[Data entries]
—————

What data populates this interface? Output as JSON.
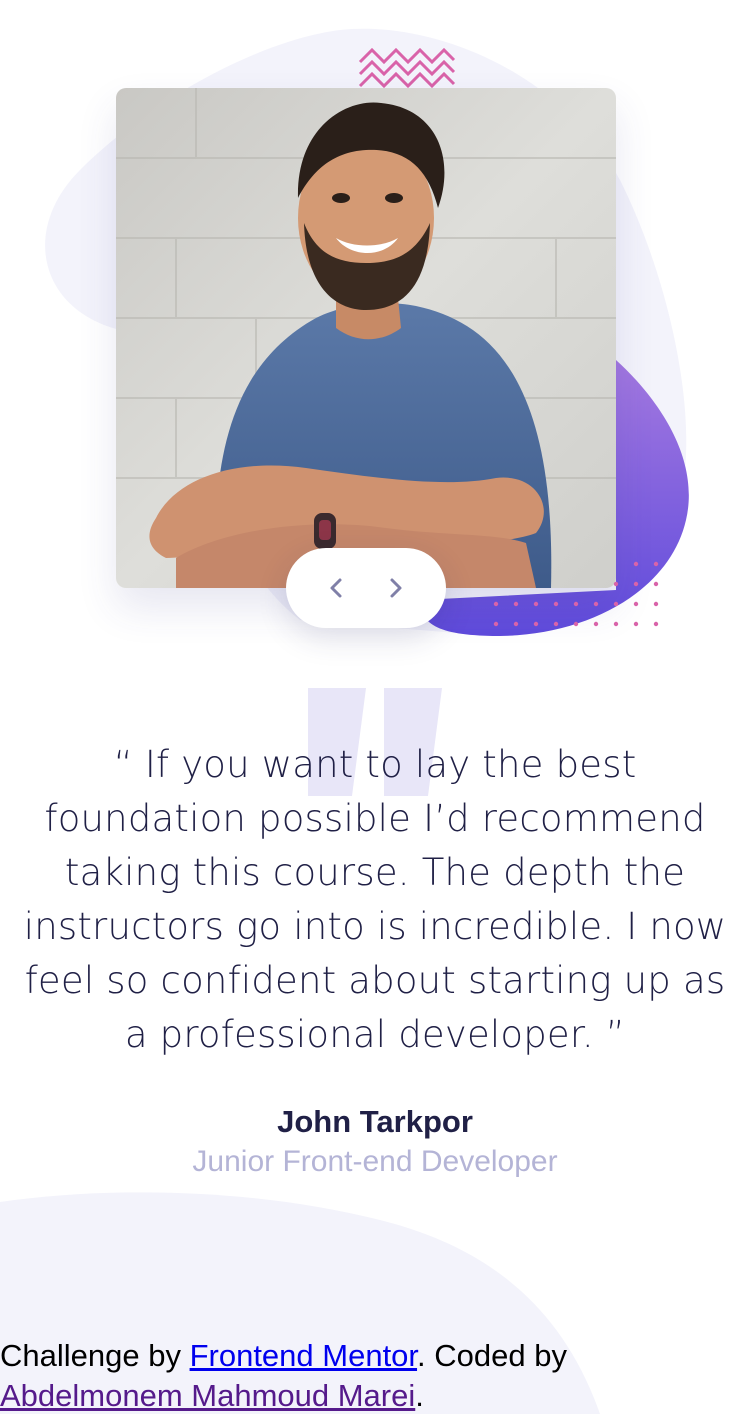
{
  "slider": {
    "prev_label": "Previous",
    "next_label": "Next",
    "photo_alt": "John Tarkpor"
  },
  "testimonial": {
    "quote": "“ If you want to lay the best foundation possible I’d recommend taking this course. The depth the instructors go into is incredible. I now feel so confident about starting up as a professional developer. ”",
    "name": "John Tarkpor",
    "role": "Junior Front-end Developer"
  },
  "attribution": {
    "prefix": "Challenge by ",
    "link1": "Frontend Mentor",
    "middle": ". Coded by ",
    "link2": "Abdelmonem Mahmoud Marei",
    "suffix": "."
  },
  "colors": {
    "dark_navy": "#202046",
    "grayish_blue": "#b4b4d6",
    "purple_accent": "#8a6bd6",
    "pink_pattern": "#d963a9",
    "light_bg": "#f3f3fb"
  },
  "icons": {
    "prev": "chevron-left-icon",
    "next": "chevron-right-icon",
    "quote": "quote-mark-icon"
  }
}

—————

> PROBLEM:
Repeat the entries exactly. Pictures are excluded from the copy.

> RESULT OF THE EXERCISE:
What data populates this interface? Output as JSON.
{
  "slider": {
    "prev_label": "Previous",
    "next_label": "Next",
    "photo_alt": "John Tarkpor"
  },
  "testimonial": {
    "quote": "“ If you want to lay the best foundation possible I’d recommend taking this course. The depth the instructors go into is incredible. I now feel so confident about starting up as a professional developer. ”",
    "name": "John Tarkpor",
    "role": "Junior Front-end Developer"
  },
  "attribution": {
    "prefix": "Challenge by ",
    "link1": "Frontend Mentor",
    "middle": ". Coded by ",
    "link2": "Abdelmonem Mahmoud Marei",
    "suffix": "."
  },
  "colors": {
    "dark_navy": "#202046",
    "grayish_blue": "#b4b4d6",
    "purple_accent": "#8a6bd6",
    "pink_pattern": "#d963a9",
    "light_bg": "#f3f3fb"
  },
  "icons": {
    "prev": "chevron-left-icon",
    "next": "chevron-right-icon",
    "quote": "quote-mark-icon"
  }
}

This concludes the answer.